Exercise task
Please copy every line of the records below that holds the word "spectra".
## start
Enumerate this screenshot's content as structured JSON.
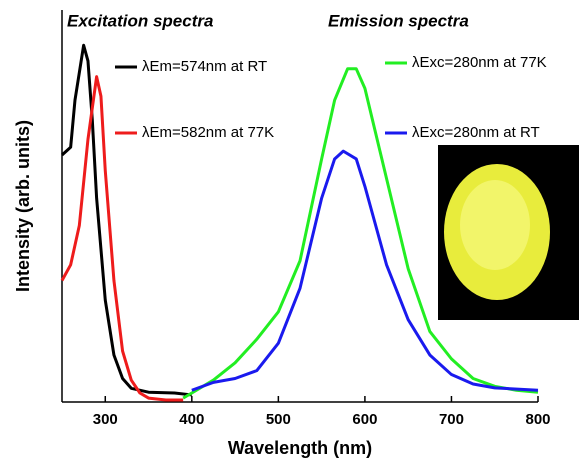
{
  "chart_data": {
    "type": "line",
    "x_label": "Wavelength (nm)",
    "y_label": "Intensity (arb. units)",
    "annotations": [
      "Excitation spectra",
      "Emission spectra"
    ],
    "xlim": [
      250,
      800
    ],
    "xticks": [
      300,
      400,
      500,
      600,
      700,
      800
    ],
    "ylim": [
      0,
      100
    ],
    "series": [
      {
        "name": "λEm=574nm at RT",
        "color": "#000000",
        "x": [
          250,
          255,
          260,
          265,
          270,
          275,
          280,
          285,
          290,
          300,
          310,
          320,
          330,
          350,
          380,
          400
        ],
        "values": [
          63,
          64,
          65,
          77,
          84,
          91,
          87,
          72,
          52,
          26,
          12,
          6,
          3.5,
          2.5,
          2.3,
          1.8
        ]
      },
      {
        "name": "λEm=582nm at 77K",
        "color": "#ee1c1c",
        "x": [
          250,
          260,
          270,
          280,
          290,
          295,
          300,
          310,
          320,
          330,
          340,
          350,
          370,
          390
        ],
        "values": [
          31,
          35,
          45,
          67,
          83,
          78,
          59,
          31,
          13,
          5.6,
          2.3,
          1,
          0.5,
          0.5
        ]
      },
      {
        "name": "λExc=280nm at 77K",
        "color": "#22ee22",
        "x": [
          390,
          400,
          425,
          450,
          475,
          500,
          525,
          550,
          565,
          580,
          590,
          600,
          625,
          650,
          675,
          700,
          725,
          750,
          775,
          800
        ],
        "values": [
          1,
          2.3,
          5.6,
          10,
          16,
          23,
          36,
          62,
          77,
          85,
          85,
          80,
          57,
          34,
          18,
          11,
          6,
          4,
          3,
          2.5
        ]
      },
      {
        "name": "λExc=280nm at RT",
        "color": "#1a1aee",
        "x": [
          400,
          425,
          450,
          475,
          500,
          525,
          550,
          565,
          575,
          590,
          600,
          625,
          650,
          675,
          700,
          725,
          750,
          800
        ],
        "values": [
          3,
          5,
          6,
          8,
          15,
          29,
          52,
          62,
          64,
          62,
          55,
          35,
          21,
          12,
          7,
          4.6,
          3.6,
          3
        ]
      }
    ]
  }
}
## end
Solution for this exercise
      "Excitation spectra",
      "Emission spectra"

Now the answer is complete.